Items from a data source

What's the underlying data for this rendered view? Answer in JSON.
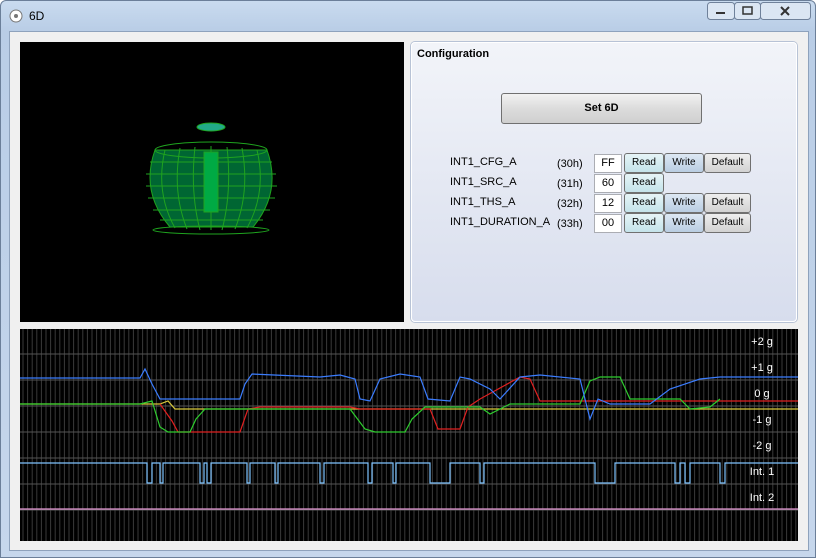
{
  "window": {
    "title": "6D"
  },
  "configuration": {
    "title": "Configuration",
    "button": "Set 6D",
    "registers": [
      {
        "name": "INT1_CFG_A",
        "address": "(30h)",
        "value": "FF",
        "buttons": [
          "Read",
          "Write",
          "Default"
        ]
      },
      {
        "name": "INT1_SRC_A",
        "address": "(31h)",
        "value": "60",
        "buttons": [
          "Read"
        ]
      },
      {
        "name": "INT1_THS_A",
        "address": "(32h)",
        "value": "12",
        "buttons": [
          "Read",
          "Write",
          "Default"
        ]
      },
      {
        "name": "INT1_DURATION_A",
        "address": "(33h)",
        "value": "00",
        "buttons": [
          "Read",
          "Write",
          "Default"
        ]
      }
    ]
  },
  "plot": {
    "labels": [
      "+2 g",
      "+1 g",
      "0 g",
      "-1 g",
      "-2 g",
      "Int. 1",
      "Int. 2"
    ]
  }
}
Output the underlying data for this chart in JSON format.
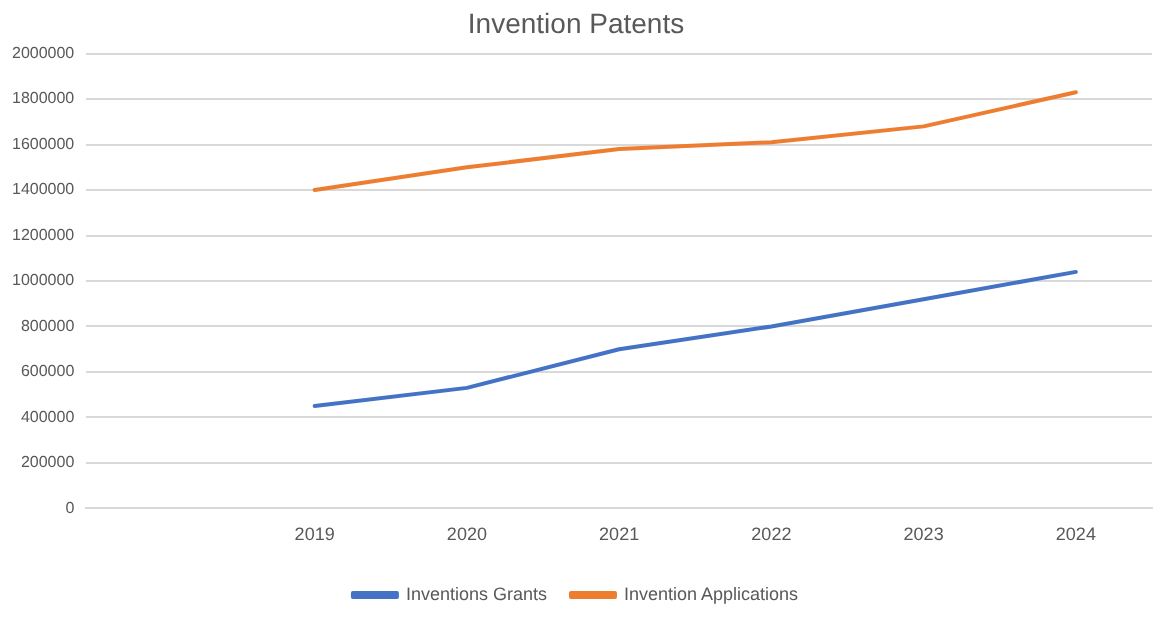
{
  "chart_data": {
    "type": "line",
    "title": "Invention Patents",
    "categories": [
      null,
      "2019",
      "2020",
      "2021",
      "2022",
      "2023",
      "2024"
    ],
    "series": [
      {
        "name": "Inventions Grants",
        "color": "#4472c4",
        "values": [
          null,
          450000,
          530000,
          700000,
          800000,
          920000,
          1040000
        ]
      },
      {
        "name": "Invention Applications",
        "color": "#ed7d31",
        "values": [
          null,
          1400000,
          1500000,
          1580000,
          1610000,
          1680000,
          1830000
        ]
      }
    ],
    "ylim": [
      0,
      2000000
    ],
    "yticks": [
      0,
      200000,
      400000,
      600000,
      800000,
      1000000,
      1200000,
      1400000,
      1600000,
      1800000,
      2000000
    ],
    "grid": "y",
    "legend": "bottom",
    "marker": "none",
    "line_style": "solid"
  }
}
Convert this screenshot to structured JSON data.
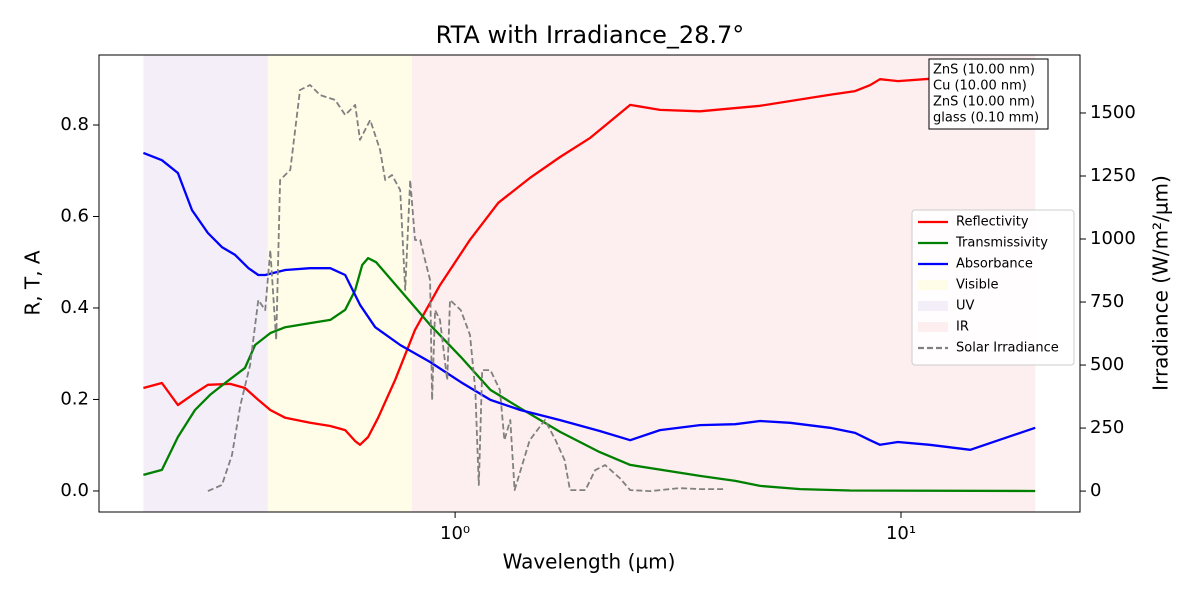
{
  "chart_data": {
    "type": "line",
    "title": "RTA with Irradiance_28.7°",
    "xlabel": "Wavelength (µm)",
    "ylabel": "R, T, A",
    "y2label": "Irradiance (W/m²/µm)",
    "xscale": "log",
    "xlim": [
      0.159,
      25.2
    ],
    "xticks": [
      {
        "value": 1,
        "label": "10⁰"
      },
      {
        "value": 10,
        "label": "10¹"
      }
    ],
    "ylim": [
      -0.046,
      0.953
    ],
    "yticks": [
      {
        "value": 0,
        "label": "0.0"
      },
      0.2,
      0.4,
      0.6,
      0.8
    ],
    "y2lim": [
      -83,
      1730
    ],
    "y2ticks": [
      0,
      250,
      500,
      750,
      1000,
      1250,
      1500
    ],
    "legend_loc": "right",
    "annotation": [
      "ZnS (10.00 nm)",
      "Cu (10.00 nm)",
      "ZnS (10.00 nm)",
      "glass (0.10 mm)"
    ],
    "regions": [
      {
        "name": "Visible",
        "color": "#fffde8",
        "range": [
          0.38,
          0.8
        ]
      },
      {
        "name": "UV",
        "color": "#f3eef8",
        "range": [
          0.2,
          0.38
        ]
      },
      {
        "name": "IR",
        "color": "#fdefef",
        "range": [
          0.8,
          20
        ]
      }
    ],
    "series": [
      {
        "name": "Reflectivity",
        "color": "#ff0000",
        "x": [
          0.2,
          0.22,
          0.239,
          0.261,
          0.279,
          0.313,
          0.338,
          0.362,
          0.385,
          0.416,
          0.473,
          0.525,
          0.567,
          0.597,
          0.612,
          0.638,
          0.672,
          0.734,
          0.813,
          0.925,
          1.08,
          1.25,
          1.47,
          1.72,
          2.01,
          2.47,
          2.88,
          3.54,
          4.83,
          6.93,
          7.89,
          8.52,
          8.97,
          9.84,
          11.6,
          13.6,
          20
        ],
        "values": [
          0.225,
          0.236,
          0.188,
          0.214,
          0.232,
          0.234,
          0.225,
          0.199,
          0.177,
          0.16,
          0.149,
          0.142,
          0.133,
          0.109,
          0.101,
          0.118,
          0.16,
          0.243,
          0.352,
          0.45,
          0.549,
          0.63,
          0.684,
          0.73,
          0.772,
          0.844,
          0.833,
          0.83,
          0.842,
          0.866,
          0.874,
          0.887,
          0.9,
          0.896,
          0.901,
          0.907,
          0.866
        ]
      },
      {
        "name": "Transmissivity",
        "color": "#008000",
        "x": [
          0.2,
          0.22,
          0.239,
          0.261,
          0.282,
          0.305,
          0.338,
          0.356,
          0.385,
          0.416,
          0.473,
          0.525,
          0.567,
          0.597,
          0.619,
          0.638,
          0.665,
          0.753,
          0.879,
          1.03,
          1.2,
          1.4,
          1.72,
          2.11,
          2.47,
          3.54,
          4.25,
          4.83,
          5.94,
          7.69,
          20
        ],
        "values": [
          0.035,
          0.046,
          0.118,
          0.177,
          0.21,
          0.236,
          0.269,
          0.319,
          0.345,
          0.358,
          0.367,
          0.374,
          0.396,
          0.439,
          0.494,
          0.509,
          0.5,
          0.439,
          0.363,
          0.293,
          0.221,
          0.181,
          0.129,
          0.085,
          0.057,
          0.033,
          0.022,
          0.011,
          0.004,
          0.001,
          0
        ]
      },
      {
        "name": "Absorbance",
        "color": "#0000ff",
        "x": [
          0.2,
          0.22,
          0.239,
          0.257,
          0.279,
          0.3,
          0.321,
          0.344,
          0.362,
          0.375,
          0.416,
          0.473,
          0.525,
          0.567,
          0.612,
          0.662,
          0.753,
          0.879,
          1.03,
          1.2,
          1.4,
          1.72,
          2.11,
          2.47,
          2.88,
          3.54,
          4.25,
          4.83,
          5.64,
          6.93,
          7.89,
          8.52,
          8.97,
          9.84,
          11.6,
          14.3,
          20
        ],
        "values": [
          0.739,
          0.723,
          0.695,
          0.614,
          0.564,
          0.533,
          0.516,
          0.487,
          0.472,
          0.472,
          0.483,
          0.487,
          0.487,
          0.472,
          0.407,
          0.358,
          0.319,
          0.282,
          0.238,
          0.199,
          0.177,
          0.155,
          0.131,
          0.111,
          0.133,
          0.144,
          0.146,
          0.153,
          0.149,
          0.138,
          0.127,
          0.111,
          0.101,
          0.107,
          0.101,
          0.09,
          0.138
        ]
      },
      {
        "name": "Solar Irradiance",
        "color": "#808080",
        "axis": "y2",
        "dash": true,
        "x": [
          0.279,
          0.3,
          0.316,
          0.33,
          0.347,
          0.362,
          0.375,
          0.385,
          0.397,
          0.405,
          0.427,
          0.449,
          0.473,
          0.498,
          0.538,
          0.567,
          0.597,
          0.612,
          0.645,
          0.679,
          0.697,
          0.722,
          0.753,
          0.773,
          0.793,
          0.813,
          0.835,
          0.856,
          0.879,
          0.888,
          0.902,
          0.925,
          0.96,
          0.974,
          1.03,
          1.08,
          1.11,
          1.13,
          1.15,
          1.2,
          1.26,
          1.29,
          1.33,
          1.36,
          1.47,
          1.59,
          1.68,
          1.76,
          1.81,
          1.96,
          2.06,
          2.17,
          2.34,
          2.47,
          2.74,
          3.19,
          3.54,
          4.01
        ],
        "values": [
          0,
          24,
          143,
          341,
          500,
          758,
          718,
          956,
          599,
          1234,
          1274,
          1591,
          1611,
          1571,
          1552,
          1492,
          1532,
          1393,
          1472,
          1353,
          1234,
          1254,
          1194,
          798,
          1234,
          996,
          996,
          917,
          837,
          361,
          718,
          679,
          440,
          758,
          718,
          619,
          401,
          24,
          480,
          480,
          401,
          202,
          282,
          4,
          202,
          282,
          202,
          123,
          4,
          4,
          83,
          103,
          52,
          4,
          0,
          12,
          8,
          8
        ]
      }
    ]
  }
}
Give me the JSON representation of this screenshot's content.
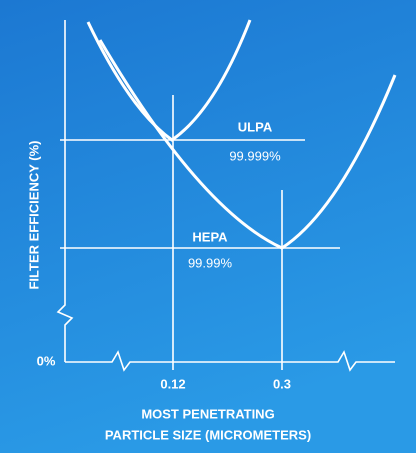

THE EXERCISE: Count up every line above that has the word "address" in it; answer with the number alone.

FINISHED ANSWER: 4